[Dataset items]
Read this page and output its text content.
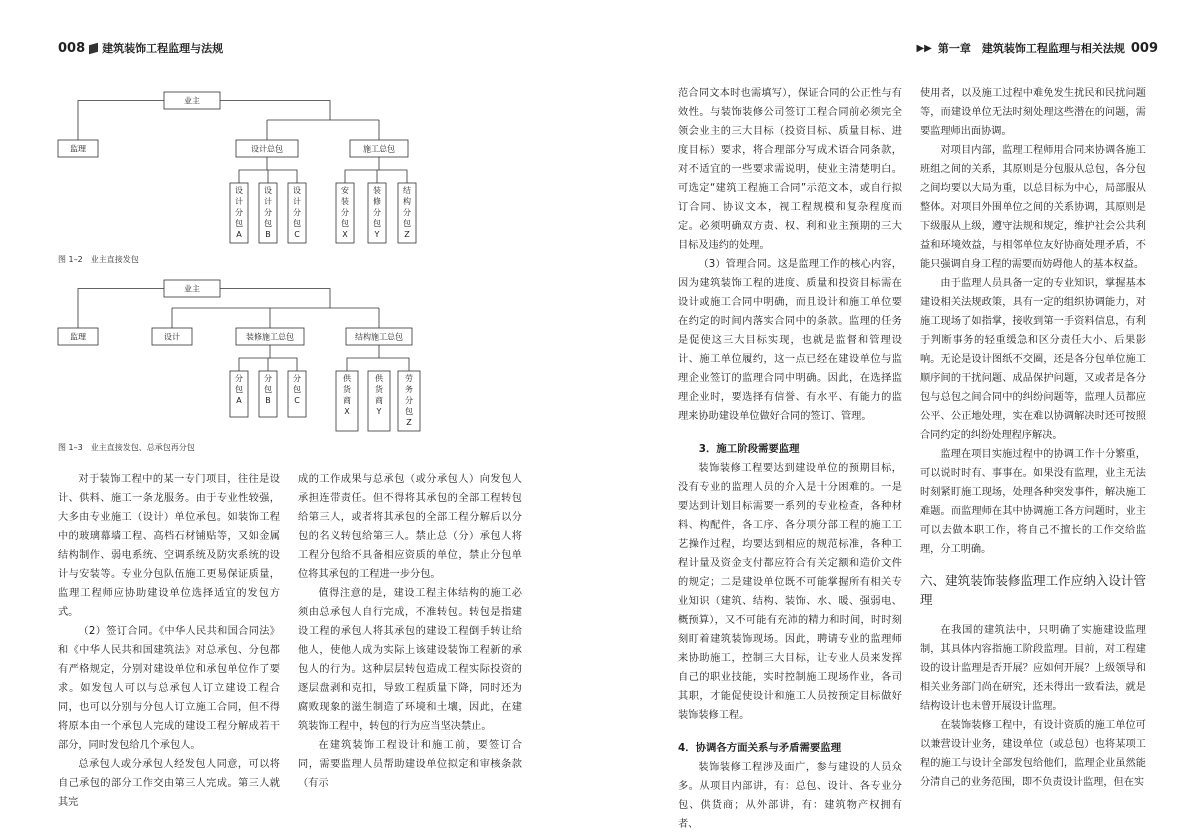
008 建筑装饰工程监理与法规
业主
监理	设计总包	施工总包
设
计
分
包
A
设
计
分
包
B
设
计
分
包
C
安
装
分
包
X
装
修
分
包
Y
结
构
分
包
Z
图 1–2　业主直接发包
业主
监理	设计	装修施工总包	结构施工总包
分
包
A
分
包
B
分
包
C
供
货
商
X
供
货
商
Y
劳
务
分
包
Z
图 1–3　业主直接发包、总承包再分包

对于装饰工程中的某一专门项目，往往是设计、供料、施工一条龙服务。由于专业性较强，大多由专业施工（设计）单位承包。如装饰工程中的玻璃幕墙工程、高档石材铺贴等，又如金属结构制作、弱电系统、空调系统及防灾系统的设计与安装等。专业分包队伍施工更易保证质量，监理工程师应协助建设单位选择适宜的发包方式。

（2）签订合同。《中华人民共和国合同法》和《中华人民共和国建筑法》对总承包、分包都有严格规定，分别对建设单位和承包单位作了要求。如发包人可以与总承包人订立建设工程合同，也可以分别与分包人订立施工合同，但不得将原本由一个承包人完成的建设工程分解成若干部分，同时发包给几个承包人。

总承包人或分承包人经发包人同意，可以将自己承包的部分工作交由第三人完成。第三人就其完

成的工作成果与总承包（或分承包人）向发包人承担连带责任。但不得将其承包的全部工程转包给第三人，或者将其承包的全部工程分解后以分包的名义转包给第三人。禁止总（分）承包人将工程分包给不具备相应资质的单位，禁止分包单位将其承包的工程进一步分包。

值得注意的是，建设工程主体结构的施工必须由总承包人自行完成，不准转包。转包是指建设工程的承包人将其承包的建设工程倒手转让给他人，使他人成为实际上该建设装饰工程新的承包人的行为。这种层层转包造成工程实际投资的逐层盘剥和克扣，导致工程质量下降，同时还为腐败现象的滋生制造了环境和土壤，因此，在建筑装饰工程中，转包的行为应当坚决禁止。

在建筑装饰工程设计和施工前，要签订合同，需要监理人员帮助建设单位拟定和审核条款（有示

▶▶ 第一章　建筑装饰工程监理与相关法规 009

范合同文本时也需填写），保证合同的公正性与有效性。与装饰装修公司签订工程合同前必须完全领会业主的三大目标（投资目标、质量目标、进度目标）要求，将合理部分写成术语合同条款，对不适宜的一些要求需说明，使业主清楚明白。可选定“建筑工程施工合同”示范文本，或自行拟订合同、协议文本，视工程规模和复杂程度而定。必须明确双方责、权、利和业主预期的三大目标及违约的处理。

（3）管理合同。这是监理工作的核心内容，因为建筑装饰工程的进度、质量和投资目标需在设计或施工合同中明确，而且设计和施工单位要在约定的时间内落实合同中的条款。监理的任务是促使这三大目标实现，也就是监督和管理设计、施工单位履约，这一点已经在建设单位与监理企业签订的监理合同中明确。因此，在选择监理企业时，要选择有信誉、有水平、有能力的监理来协助建设单位做好合同的签订、管理。

3．施工阶段需要监理

装饰装修工程要达到建设单位的预期目标，没有专业的监理人员的介入是十分困难的。一是要达到计划目标需要一系列的专业检查，各种材料、构配件，各工序、各分项分部工程的施工工艺操作过程，均要达到相应的规范标准，各种工程计量及资金支付都应符合有关定额和造价文件的规定；二是建设单位既不可能掌握所有相关专业知识（建筑、结构、装饰、水、暖、强弱电、概预算），又不可能有充沛的精力和时间，时时刻刻盯着建筑装饰现场。因此，聘请专业的监理师来协助施工，控制三大目标，让专业人员来发挥自己的职业技能，实时控制施工现场作业，各司其职，才能促使设计和施工人员按预定目标做好装饰装修工程。

4．协调各方面关系与矛盾需要监理

装饰装修工程涉及面广，参与建设的人员众多。从项目内部讲，有：总包、设计、各专业分包、供货商；从外部讲，有：建筑物产权拥有者、

使用者，以及施工过程中难免发生扰民和民扰问题等，而建设单位无法时刻处理这些潜在的问题，需要监理师出面协调。

对项目内部，监理工程师用合同来协调各施工班组之间的关系，其原则是分包服从总包，各分包之间均要以大局为重，以总目标为中心，局部服从整体。对项目外围单位之间的关系协调，其原则是下级服从上级，遵守法规和规定，维护社会公共利益和环境效益，与相邻单位友好协商处理矛盾，不能只强调自身工程的需要而妨碍他人的基本权益。

由于监理人员具备一定的专业知识，掌握基本建设相关法规政策，具有一定的组织协调能力，对施工现场了如指掌，接收到第一手资料信息，有利于判断事务的轻重缓急和区分责任大小、后果影响。无论是设计图纸不交圈，还是各分包单位施工顺序间的干扰问题、成品保护问题，又或者是各分包与总包之间合同中的纠纷问题等，监理人员都应公平、公正地处理，实在难以协调解决时还可按照合同约定的纠纷处理程序解决。

监理在项目实施过程中的协调工作十分繁重，可以说时时有、事事在。如果没有监理，业主无法时刻紧盯施工现场，处理各种突发事件，解决施工难题。而监理师在其中协调施工各方问题时，业主可以去做本职工作，将自己不擅长的工作交给监理，分工明确。

六、建筑装饰装修监理工作应纳入设计管理

在我国的建筑法中，只明确了实施建设监理制，其具体内容指施工阶段监理。目前，对工程建设的设计监理是否开展？应如何开展？上级领导和相关业务部门尚在研究，还未得出一致看法，就是结构设计也未曾开展设计监理。

在装饰装修工程中，有设计资质的施工单位可以兼营设计业务，建设单位（或总包）也将某项工程的施工与设计全部发包给他们，监理企业虽然能分清自己的业务范围，即不负责设计监理，但在实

- _Written request_
Reproduce the material in full, word for word, and omit the pictures.

- _Written reply_
Read this page and output its text content.
008 建筑装饰工程监理与法规
业主
监理	设计总包	施工总包
设
计
分
包
A
设
计
分
包
B
设
计
分
包
C
安
装
分
包
X
装
修
分
包
Y
结
构
分
包
Z
图 1–2　业主直接发包
业主
监理	设计	装修施工总包	结构施工总包
分
包
A
分
包
B
分
包
C
供
货
商
X
供
货
商
Y
劳
务
分
包
Z
图 1–3　业主直接发包、总承包再分包

对于装饰工程中的某一专门项目，往往是设计、供料、施工一条龙服务。由于专业性较强，大多由专业施工（设计）单位承包。如装饰工程中的玻璃幕墙工程、高档石材铺贴等，又如金属结构制作、弱电系统、空调系统及防灾系统的设计与安装等。专业分包队伍施工更易保证质量，监理工程师应协助建设单位选择适宜的发包方式。

（2）签订合同。《中华人民共和国合同法》和《中华人民共和国建筑法》对总承包、分包都有严格规定，分别对建设单位和承包单位作了要求。如发包人可以与总承包人订立建设工程合同，也可以分别与分包人订立施工合同，但不得将原本由一个承包人完成的建设工程分解成若干部分，同时发包给几个承包人。

总承包人或分承包人经发包人同意，可以将自己承包的部分工作交由第三人完成。第三人就其完

成的工作成果与总承包（或分承包人）向发包人承担连带责任。但不得将其承包的全部工程转包给第三人，或者将其承包的全部工程分解后以分包的名义转包给第三人。禁止总（分）承包人将工程分包给不具备相应资质的单位，禁止分包单位将其承包的工程进一步分包。

值得注意的是，建设工程主体结构的施工必须由总承包人自行完成，不准转包。转包是指建设工程的承包人将其承包的建设工程倒手转让给他人，使他人成为实际上该建设装饰工程新的承包人的行为。这种层层转包造成工程实际投资的逐层盘剥和克扣，导致工程质量下降，同时还为腐败现象的滋生制造了环境和土壤，因此，在建筑装饰工程中，转包的行为应当坚决禁止。

在建筑装饰工程设计和施工前，要签订合同，需要监理人员帮助建设单位拟定和审核条款（有示

▶▶ 第一章　建筑装饰工程监理与相关法规 009

范合同文本时也需填写），保证合同的公正性与有效性。与装饰装修公司签订工程合同前必须完全领会业主的三大目标（投资目标、质量目标、进度目标）要求，将合理部分写成术语合同条款，对不适宜的一些要求需说明，使业主清楚明白。可选定“建筑工程施工合同”示范文本，或自行拟订合同、协议文本，视工程规模和复杂程度而定。必须明确双方责、权、利和业主预期的三大目标及违约的处理。

（3）管理合同。这是监理工作的核心内容，因为建筑装饰工程的进度、质量和投资目标需在设计或施工合同中明确，而且设计和施工单位要在约定的时间内落实合同中的条款。监理的任务是促使这三大目标实现，也就是监督和管理设计、施工单位履约，这一点已经在建设单位与监理企业签订的监理合同中明确。因此，在选择监理企业时，要选择有信誉、有水平、有能力的监理来协助建设单位做好合同的签订、管理。

3．施工阶段需要监理

装饰装修工程要达到建设单位的预期目标，没有专业的监理人员的介入是十分困难的。一是要达到计划目标需要一系列的专业检查，各种材料、构配件，各工序、各分项分部工程的施工工艺操作过程，均要达到相应的规范标准，各种工程计量及资金支付都应符合有关定额和造价文件的规定；二是建设单位既不可能掌握所有相关专业知识（建筑、结构、装饰、水、暖、强弱电、概预算），又不可能有充沛的精力和时间，时时刻刻盯着建筑装饰现场。因此，聘请专业的监理师来协助施工，控制三大目标，让专业人员来发挥自己的职业技能，实时控制施工现场作业，各司其职，才能促使设计和施工人员按预定目标做好装饰装修工程。

4．协调各方面关系与矛盾需要监理

装饰装修工程涉及面广，参与建设的人员众多。从项目内部讲，有：总包、设计、各专业分包、供货商；从外部讲，有：建筑物产权拥有者、

使用者，以及施工过程中难免发生扰民和民扰问题等，而建设单位无法时刻处理这些潜在的问题，需要监理师出面协调。

对项目内部，监理工程师用合同来协调各施工班组之间的关系，其原则是分包服从总包，各分包之间均要以大局为重，以总目标为中心，局部服从整体。对项目外围单位之间的关系协调，其原则是下级服从上级，遵守法规和规定，维护社会公共利益和环境效益，与相邻单位友好协商处理矛盾，不能只强调自身工程的需要而妨碍他人的基本权益。

由于监理人员具备一定的专业知识，掌握基本建设相关法规政策，具有一定的组织协调能力，对施工现场了如指掌，接收到第一手资料信息，有利于判断事务的轻重缓急和区分责任大小、后果影响。无论是设计图纸不交圈，还是各分包单位施工顺序间的干扰问题、成品保护问题，又或者是各分包与总包之间合同中的纠纷问题等，监理人员都应公平、公正地处理，实在难以协调解决时还可按照合同约定的纠纷处理程序解决。

监理在项目实施过程中的协调工作十分繁重，可以说时时有、事事在。如果没有监理，业主无法时刻紧盯施工现场，处理各种突发事件，解决施工难题。而监理师在其中协调施工各方问题时，业主可以去做本职工作，将自己不擅长的工作交给监理，分工明确。

六、建筑装饰装修监理工作应纳入设计管理

在我国的建筑法中，只明确了实施建设监理制，其具体内容指施工阶段监理。目前，对工程建设的设计监理是否开展？应如何开展？上级领导和相关业务部门尚在研究，还未得出一致看法，就是结构设计也未曾开展设计监理。

在装饰装修工程中，有设计资质的施工单位可以兼营设计业务，建设单位（或总包）也将某项工程的施工与设计全部发包给他们，监理企业虽然能分清自己的业务范围，即不负责设计监理，但在实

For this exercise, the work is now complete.